-- BEGIN PASSAGE SHOWN --
Inspirational Quotations

Inspirational Quotations on Study

It is a great mistake of many ardent students that they trust too much to their books, and do not draw from their own resources—forgetting that of all sophists our own reason is that which abuses us least.
Jean-Jacques Rousseau (1712–78) Swiss-born French Philosopher

You are to come to your study as to the table, with a sharp appetite, whereby that which you read may the better digest. He that has no stomach to his book will very hardly thrive upon it.
Lord William Russell (1639–83) English Politician

As land is improved by sowing it with various seeds so is the mind by exercising it with different studies.
Pliny the Younger (c.61–c.112 CE) Roman Senator, Writer

Mankind have a great aversion to intellectual labor; but even supposing knowledge to be easily attainable, more people would be content to be ignorant than would take even a little trouble to acquire it.
Samuel Johnson (1709–84) British Essayist

Whatever study tends neither directly nor indirectly to make us better men and citizens is at best but a specious and ingenious sort of idleness, and the knowledge we acquire by it only a creditable kind of ignorance, nothing more.
Henry St John, 1st Viscount Bolingbroke (1678–1751) English Politician, Philosopher

A boy will learn more true wisdom in a public school in a year than by a private education in five.—It is not from masters, but from their equals that youth learn a knowledge of the world.
Oliver Goldsmith (1730–74) Irish Novelist, Playwright, Poet

There are more men ennobled by study than by nature.
-- END PASSAGE SHOWN --
§ THE TASKS
a) Decide whether each statement agrees with the quotations on study, answering yes or no and quoting the deciding words of the text: (i) Pliny the Younger likens improving the mind through different studies to improving land by sowing various seeds; (ii) Oliver Goldsmith says youth learn a knowledge of the world mainly from their masters; (iii) Samuel Johnson is identified as an English politician.
b) Duplicate the part of the quotations on study starting at "Whatever study tends" and ending at "of the world.".
-- BEGIN ENTRIES --
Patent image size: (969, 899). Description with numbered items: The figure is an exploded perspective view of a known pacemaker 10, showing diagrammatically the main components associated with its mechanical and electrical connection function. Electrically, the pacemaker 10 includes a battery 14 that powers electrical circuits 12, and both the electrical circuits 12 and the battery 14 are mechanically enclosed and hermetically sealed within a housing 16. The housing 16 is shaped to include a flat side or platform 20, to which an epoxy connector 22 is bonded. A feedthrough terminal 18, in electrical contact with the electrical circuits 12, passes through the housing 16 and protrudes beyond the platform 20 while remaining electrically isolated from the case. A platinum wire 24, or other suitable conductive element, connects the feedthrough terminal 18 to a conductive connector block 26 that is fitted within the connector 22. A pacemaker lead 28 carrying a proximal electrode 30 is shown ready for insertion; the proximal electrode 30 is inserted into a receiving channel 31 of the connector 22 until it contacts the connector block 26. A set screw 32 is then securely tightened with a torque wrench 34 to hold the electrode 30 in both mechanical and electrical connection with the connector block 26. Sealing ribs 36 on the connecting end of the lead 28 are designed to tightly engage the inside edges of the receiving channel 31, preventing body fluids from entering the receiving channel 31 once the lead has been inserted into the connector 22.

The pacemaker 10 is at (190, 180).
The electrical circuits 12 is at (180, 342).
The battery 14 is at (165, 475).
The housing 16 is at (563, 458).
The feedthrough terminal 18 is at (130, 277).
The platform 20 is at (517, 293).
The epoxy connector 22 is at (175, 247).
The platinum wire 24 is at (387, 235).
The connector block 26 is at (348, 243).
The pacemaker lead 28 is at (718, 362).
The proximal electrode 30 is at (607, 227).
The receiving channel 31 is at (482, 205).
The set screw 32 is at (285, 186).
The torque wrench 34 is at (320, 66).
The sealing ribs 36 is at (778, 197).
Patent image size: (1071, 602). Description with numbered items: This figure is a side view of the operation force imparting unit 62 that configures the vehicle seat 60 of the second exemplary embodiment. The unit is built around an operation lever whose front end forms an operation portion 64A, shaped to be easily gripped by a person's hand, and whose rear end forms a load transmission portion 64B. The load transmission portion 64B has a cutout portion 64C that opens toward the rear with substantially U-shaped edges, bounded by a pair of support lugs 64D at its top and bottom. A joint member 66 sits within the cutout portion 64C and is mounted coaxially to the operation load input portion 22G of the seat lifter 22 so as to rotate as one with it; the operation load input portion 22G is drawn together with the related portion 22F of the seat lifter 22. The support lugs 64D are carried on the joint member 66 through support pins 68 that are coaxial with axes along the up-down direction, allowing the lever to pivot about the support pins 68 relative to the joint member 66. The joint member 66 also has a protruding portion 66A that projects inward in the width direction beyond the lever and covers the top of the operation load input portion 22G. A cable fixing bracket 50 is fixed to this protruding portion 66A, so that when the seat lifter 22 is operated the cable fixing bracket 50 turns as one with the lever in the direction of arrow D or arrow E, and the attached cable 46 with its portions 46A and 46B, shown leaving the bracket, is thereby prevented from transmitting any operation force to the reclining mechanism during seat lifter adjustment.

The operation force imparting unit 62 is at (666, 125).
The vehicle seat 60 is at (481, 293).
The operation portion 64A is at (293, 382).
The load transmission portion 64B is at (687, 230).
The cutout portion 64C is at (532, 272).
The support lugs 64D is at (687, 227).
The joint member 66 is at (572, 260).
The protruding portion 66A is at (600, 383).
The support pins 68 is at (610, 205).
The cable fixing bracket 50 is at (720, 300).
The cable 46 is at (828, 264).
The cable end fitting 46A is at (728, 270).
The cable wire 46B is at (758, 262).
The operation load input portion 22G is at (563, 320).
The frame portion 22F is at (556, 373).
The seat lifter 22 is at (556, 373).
-- END ENTRIES --
-- BEGIN ENTRIES --
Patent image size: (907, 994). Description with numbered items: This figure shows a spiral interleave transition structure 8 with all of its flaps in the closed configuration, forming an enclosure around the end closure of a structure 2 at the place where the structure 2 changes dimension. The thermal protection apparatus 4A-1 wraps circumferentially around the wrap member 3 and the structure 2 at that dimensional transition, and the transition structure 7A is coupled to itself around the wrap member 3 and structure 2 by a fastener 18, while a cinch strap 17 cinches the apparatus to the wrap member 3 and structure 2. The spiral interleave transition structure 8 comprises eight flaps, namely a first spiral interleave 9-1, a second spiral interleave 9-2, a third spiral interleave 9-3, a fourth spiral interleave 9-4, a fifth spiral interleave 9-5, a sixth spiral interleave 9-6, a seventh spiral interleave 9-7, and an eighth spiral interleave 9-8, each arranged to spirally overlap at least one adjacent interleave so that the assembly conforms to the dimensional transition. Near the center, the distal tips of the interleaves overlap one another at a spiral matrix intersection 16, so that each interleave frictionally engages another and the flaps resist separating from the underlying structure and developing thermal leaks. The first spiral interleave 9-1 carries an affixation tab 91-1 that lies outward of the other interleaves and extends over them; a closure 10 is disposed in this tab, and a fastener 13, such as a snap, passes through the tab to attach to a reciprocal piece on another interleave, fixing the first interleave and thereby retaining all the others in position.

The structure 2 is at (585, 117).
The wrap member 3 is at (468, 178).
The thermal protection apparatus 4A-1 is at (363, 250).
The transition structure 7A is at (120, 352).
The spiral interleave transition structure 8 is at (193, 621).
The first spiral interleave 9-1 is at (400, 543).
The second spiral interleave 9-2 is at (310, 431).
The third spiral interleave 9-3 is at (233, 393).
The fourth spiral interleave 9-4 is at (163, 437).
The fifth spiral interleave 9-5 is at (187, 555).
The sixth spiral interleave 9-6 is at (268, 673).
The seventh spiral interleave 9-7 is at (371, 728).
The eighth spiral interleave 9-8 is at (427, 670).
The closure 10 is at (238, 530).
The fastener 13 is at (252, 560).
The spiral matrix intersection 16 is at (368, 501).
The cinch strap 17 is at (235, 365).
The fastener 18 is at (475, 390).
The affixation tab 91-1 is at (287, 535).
-- END ENTRIES --
-- BEGIN ENTRIES --
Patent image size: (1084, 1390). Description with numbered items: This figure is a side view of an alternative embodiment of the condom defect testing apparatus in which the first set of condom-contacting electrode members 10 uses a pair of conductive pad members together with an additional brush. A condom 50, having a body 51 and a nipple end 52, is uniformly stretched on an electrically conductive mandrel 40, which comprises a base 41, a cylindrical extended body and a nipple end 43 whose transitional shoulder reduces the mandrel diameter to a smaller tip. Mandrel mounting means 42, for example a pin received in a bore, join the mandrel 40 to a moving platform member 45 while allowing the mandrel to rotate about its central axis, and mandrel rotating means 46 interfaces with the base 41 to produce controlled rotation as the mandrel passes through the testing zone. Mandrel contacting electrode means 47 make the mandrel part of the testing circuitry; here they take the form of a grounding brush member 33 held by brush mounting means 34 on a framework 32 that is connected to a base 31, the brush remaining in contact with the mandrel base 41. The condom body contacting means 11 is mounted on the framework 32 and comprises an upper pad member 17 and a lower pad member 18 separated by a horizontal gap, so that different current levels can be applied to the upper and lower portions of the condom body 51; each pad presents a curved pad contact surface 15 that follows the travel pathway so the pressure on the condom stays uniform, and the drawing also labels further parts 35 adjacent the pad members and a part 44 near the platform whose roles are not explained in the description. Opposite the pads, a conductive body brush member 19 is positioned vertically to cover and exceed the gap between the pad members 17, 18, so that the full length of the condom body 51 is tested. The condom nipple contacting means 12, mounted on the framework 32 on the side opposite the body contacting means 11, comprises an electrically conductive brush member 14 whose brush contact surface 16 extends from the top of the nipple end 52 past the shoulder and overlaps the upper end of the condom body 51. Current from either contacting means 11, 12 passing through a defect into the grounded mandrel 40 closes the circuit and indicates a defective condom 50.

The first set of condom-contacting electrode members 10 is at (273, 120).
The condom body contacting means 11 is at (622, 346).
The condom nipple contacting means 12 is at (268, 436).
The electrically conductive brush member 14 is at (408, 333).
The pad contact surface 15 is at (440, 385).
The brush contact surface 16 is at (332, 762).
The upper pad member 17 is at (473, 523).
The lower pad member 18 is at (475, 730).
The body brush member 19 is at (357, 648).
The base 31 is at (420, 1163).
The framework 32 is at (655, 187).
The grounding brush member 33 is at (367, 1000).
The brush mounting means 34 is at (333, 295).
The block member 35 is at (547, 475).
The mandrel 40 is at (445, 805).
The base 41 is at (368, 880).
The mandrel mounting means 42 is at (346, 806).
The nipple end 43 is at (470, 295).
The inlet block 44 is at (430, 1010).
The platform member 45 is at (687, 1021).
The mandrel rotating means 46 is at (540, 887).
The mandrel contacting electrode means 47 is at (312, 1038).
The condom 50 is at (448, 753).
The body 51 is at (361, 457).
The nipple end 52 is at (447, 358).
-- END ENTRIES --
§ SOLUTIONS TO THE EXERCISE
a)
(i) Yes: "As land is improved by sowing it with various seeds so is the mind by exercising it with different studies."
(ii) No: "It is not from masters, but from their equals that youth learn a knowledge of the world."
(iii) No: "Samuel Johnson (1709–84) British Essayist"

b)
Whatever study tends neither directly nor indirectly to make us better men and citizens is at best but a specious and ingenious sort of idleness, and the knowledge we acquire by it only a creditable kind of ignorance, nothing more.
Henry St John, 1st Viscount Bolingbroke (1678–1751) English Politician, Philosopher

A boy will learn more true wisdom in a public school in a year than by a private education in five.—It is not from masters, but from their equals that youth learn a knowledge of the world.